**Exercise instructions:** Without including any pictures, copy each entry below exactly.

**Extracted entries:**
## start
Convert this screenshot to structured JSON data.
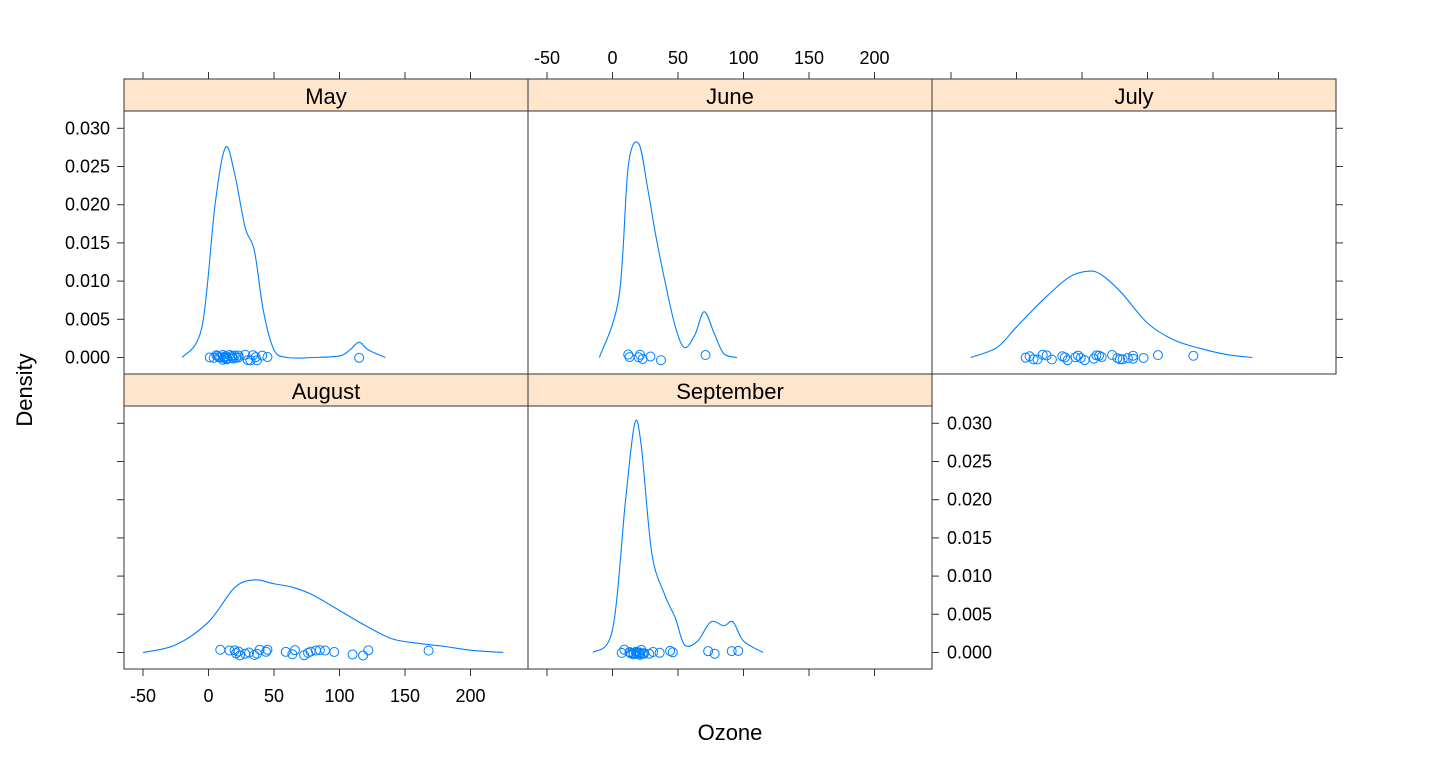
{
  "chart_data": {
    "type": "line",
    "subtype": "lattice densityplot",
    "title": "",
    "xlabel": "Ozone",
    "ylabel": "Density",
    "xlim": [
      -60,
      240
    ],
    "ylim": [
      -0.002,
      0.032
    ],
    "x_ticks": [
      -50,
      0,
      50,
      100,
      150,
      200
    ],
    "x_tick_labels": [
      "-50",
      "0",
      "50",
      "100",
      "150",
      "200"
    ],
    "y_ticks": [
      0.0,
      0.005,
      0.01,
      0.015,
      0.02,
      0.025,
      0.03
    ],
    "y_tick_labels": [
      "0.000",
      "0.005",
      "0.010",
      "0.015",
      "0.020",
      "0.025",
      "0.030"
    ],
    "strip_color": "#ffe5cc",
    "line_color": "#0080ff",
    "grid": false,
    "legend": null,
    "panels": [
      {
        "label": "May",
        "curve_x": [
          -20,
          -5,
          5,
          13,
          20,
          28,
          35,
          42,
          50,
          60,
          80,
          100,
          108,
          115,
          122,
          135
        ],
        "curve_y": [
          0.0,
          0.004,
          0.02,
          0.0275,
          0.024,
          0.017,
          0.014,
          0.006,
          0.001,
          0.0,
          0.0,
          0.0002,
          0.001,
          0.002,
          0.001,
          0.0
        ],
        "points": [
          1,
          4,
          6,
          7,
          8,
          9,
          11,
          11,
          12,
          12,
          13,
          14,
          14,
          16,
          18,
          18,
          19,
          20,
          21,
          23,
          23,
          28,
          30,
          32,
          34,
          36,
          37,
          41,
          45,
          115
        ]
      },
      {
        "label": "June",
        "curve_x": [
          -10,
          5,
          12,
          20,
          27,
          33,
          40,
          48,
          55,
          63,
          70,
          78,
          85,
          95
        ],
        "curve_y": [
          0.0,
          0.008,
          0.025,
          0.028,
          0.022,
          0.016,
          0.01,
          0.004,
          0.0013,
          0.003,
          0.006,
          0.003,
          0.0005,
          0.0
        ],
        "points": [
          12,
          13,
          20,
          21,
          23,
          29,
          37,
          71
        ]
      },
      {
        "label": "July",
        "curve_x": [
          -35,
          -15,
          0,
          20,
          40,
          55,
          65,
          80,
          100,
          120,
          140,
          160,
          180
        ],
        "curve_y": [
          0.0,
          0.0013,
          0.004,
          0.0075,
          0.0105,
          0.0113,
          0.0108,
          0.0085,
          0.0045,
          0.0023,
          0.0012,
          0.0004,
          0.0
        ],
        "points": [
          7,
          10,
          13,
          16,
          20,
          23,
          27,
          35,
          37,
          39,
          45,
          47,
          49,
          52,
          59,
          61,
          63,
          65,
          73,
          77,
          79,
          81,
          85,
          89,
          89,
          97,
          108,
          135
        ]
      },
      {
        "label": "August",
        "curve_x": [
          -50,
          -25,
          0,
          20,
          35,
          50,
          65,
          80,
          100,
          120,
          140,
          160,
          180,
          200,
          225
        ],
        "curve_y": [
          0.0,
          0.001,
          0.004,
          0.0085,
          0.0095,
          0.009,
          0.0085,
          0.0075,
          0.0055,
          0.0035,
          0.0018,
          0.0012,
          0.0008,
          0.0003,
          0.0
        ],
        "points": [
          9,
          16,
          20,
          21,
          23,
          24,
          28,
          31,
          35,
          37,
          39,
          44,
          45,
          59,
          64,
          66,
          73,
          76,
          78,
          82,
          85,
          89,
          96,
          110,
          118,
          122,
          168
        ]
      },
      {
        "label": "September",
        "curve_x": [
          -15,
          0,
          10,
          17,
          22,
          30,
          40,
          48,
          55,
          65,
          75,
          85,
          92,
          100,
          115
        ],
        "curve_y": [
          0.0,
          0.003,
          0.02,
          0.03,
          0.027,
          0.013,
          0.0075,
          0.0045,
          0.001,
          0.0015,
          0.004,
          0.0035,
          0.004,
          0.0015,
          0.0
        ],
        "points": [
          7,
          9,
          13,
          13,
          14,
          16,
          16,
          18,
          18,
          19,
          20,
          20,
          21,
          21,
          21,
          22,
          23,
          24,
          24,
          28,
          31,
          36,
          44,
          46,
          73,
          78,
          91,
          96
        ]
      }
    ]
  },
  "axes": {
    "xlabel": "Ozone",
    "ylabel": "Density",
    "x_tick_labels": [
      "-50",
      "0",
      "50",
      "100",
      "150",
      "200"
    ],
    "y_tick_labels": [
      "0.000",
      "0.005",
      "0.010",
      "0.015",
      "0.020",
      "0.025",
      "0.030"
    ]
  },
  "panels": {
    "may": {
      "label": "May"
    },
    "june": {
      "label": "June"
    },
    "july": {
      "label": "July"
    },
    "august": {
      "label": "August"
    },
    "september": {
      "label": "September"
    }
  }
}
## end
**Final result:**
Convert this screenshot to structured JSON data.
{
  "chart_data": {
    "type": "line",
    "subtype": "lattice densityplot",
    "title": "",
    "xlabel": "Ozone",
    "ylabel": "Density",
    "xlim": [
      -60,
      240
    ],
    "ylim": [
      -0.002,
      0.032
    ],
    "x_ticks": [
      -50,
      0,
      50,
      100,
      150,
      200
    ],
    "x_tick_labels": [
      "-50",
      "0",
      "50",
      "100",
      "150",
      "200"
    ],
    "y_ticks": [
      0.0,
      0.005,
      0.01,
      0.015,
      0.02,
      0.025,
      0.03
    ],
    "y_tick_labels": [
      "0.000",
      "0.005",
      "0.010",
      "0.015",
      "0.020",
      "0.025",
      "0.030"
    ],
    "strip_color": "#ffe5cc",
    "line_color": "#0080ff",
    "grid": false,
    "legend": null,
    "panels": [
      {
        "label": "May",
        "curve_x": [
          -20,
          -5,
          5,
          13,
          20,
          28,
          35,
          42,
          50,
          60,
          80,
          100,
          108,
          115,
          122,
          135
        ],
        "curve_y": [
          0.0,
          0.004,
          0.02,
          0.0275,
          0.024,
          0.017,
          0.014,
          0.006,
          0.001,
          0.0,
          0.0,
          0.0002,
          0.001,
          0.002,
          0.001,
          0.0
        ],
        "points": [
          1,
          4,
          6,
          7,
          8,
          9,
          11,
          11,
          12,
          12,
          13,
          14,
          14,
          16,
          18,
          18,
          19,
          20,
          21,
          23,
          23,
          28,
          30,
          32,
          34,
          36,
          37,
          41,
          45,
          115
        ]
      },
      {
        "label": "June",
        "curve_x": [
          -10,
          5,
          12,
          20,
          27,
          33,
          40,
          48,
          55,
          63,
          70,
          78,
          85,
          95
        ],
        "curve_y": [
          0.0,
          0.008,
          0.025,
          0.028,
          0.022,
          0.016,
          0.01,
          0.004,
          0.0013,
          0.003,
          0.006,
          0.003,
          0.0005,
          0.0
        ],
        "points": [
          12,
          13,
          20,
          21,
          23,
          29,
          37,
          71
        ]
      },
      {
        "label": "July",
        "curve_x": [
          -35,
          -15,
          0,
          20,
          40,
          55,
          65,
          80,
          100,
          120,
          140,
          160,
          180
        ],
        "curve_y": [
          0.0,
          0.0013,
          0.004,
          0.0075,
          0.0105,
          0.0113,
          0.0108,
          0.0085,
          0.0045,
          0.0023,
          0.0012,
          0.0004,
          0.0
        ],
        "points": [
          7,
          10,
          13,
          16,
          20,
          23,
          27,
          35,
          37,
          39,
          45,
          47,
          49,
          52,
          59,
          61,
          63,
          65,
          73,
          77,
          79,
          81,
          85,
          89,
          89,
          97,
          108,
          135
        ]
      },
      {
        "label": "August",
        "curve_x": [
          -50,
          -25,
          0,
          20,
          35,
          50,
          65,
          80,
          100,
          120,
          140,
          160,
          180,
          200,
          225
        ],
        "curve_y": [
          0.0,
          0.001,
          0.004,
          0.0085,
          0.0095,
          0.009,
          0.0085,
          0.0075,
          0.0055,
          0.0035,
          0.0018,
          0.0012,
          0.0008,
          0.0003,
          0.0
        ],
        "points": [
          9,
          16,
          20,
          21,
          23,
          24,
          28,
          31,
          35,
          37,
          39,
          44,
          45,
          59,
          64,
          66,
          73,
          76,
          78,
          82,
          85,
          89,
          96,
          110,
          118,
          122,
          168
        ]
      },
      {
        "label": "September",
        "curve_x": [
          -15,
          0,
          10,
          17,
          22,
          30,
          40,
          48,
          55,
          65,
          75,
          85,
          92,
          100,
          115
        ],
        "curve_y": [
          0.0,
          0.003,
          0.02,
          0.03,
          0.027,
          0.013,
          0.0075,
          0.0045,
          0.001,
          0.0015,
          0.004,
          0.0035,
          0.004,
          0.0015,
          0.0
        ],
        "points": [
          7,
          9,
          13,
          13,
          14,
          16,
          16,
          18,
          18,
          19,
          20,
          20,
          21,
          21,
          21,
          22,
          23,
          24,
          24,
          28,
          31,
          36,
          44,
          46,
          73,
          78,
          91,
          96
        ]
      }
    ]
  },
  "axes": {
    "xlabel": "Ozone",
    "ylabel": "Density",
    "x_tick_labels": [
      "-50",
      "0",
      "50",
      "100",
      "150",
      "200"
    ],
    "y_tick_labels": [
      "0.000",
      "0.005",
      "0.010",
      "0.015",
      "0.020",
      "0.025",
      "0.030"
    ]
  },
  "panels": {
    "may": {
      "label": "May"
    },
    "june": {
      "label": "June"
    },
    "july": {
      "label": "July"
    },
    "august": {
      "label": "August"
    },
    "september": {
      "label": "September"
    }
  }
}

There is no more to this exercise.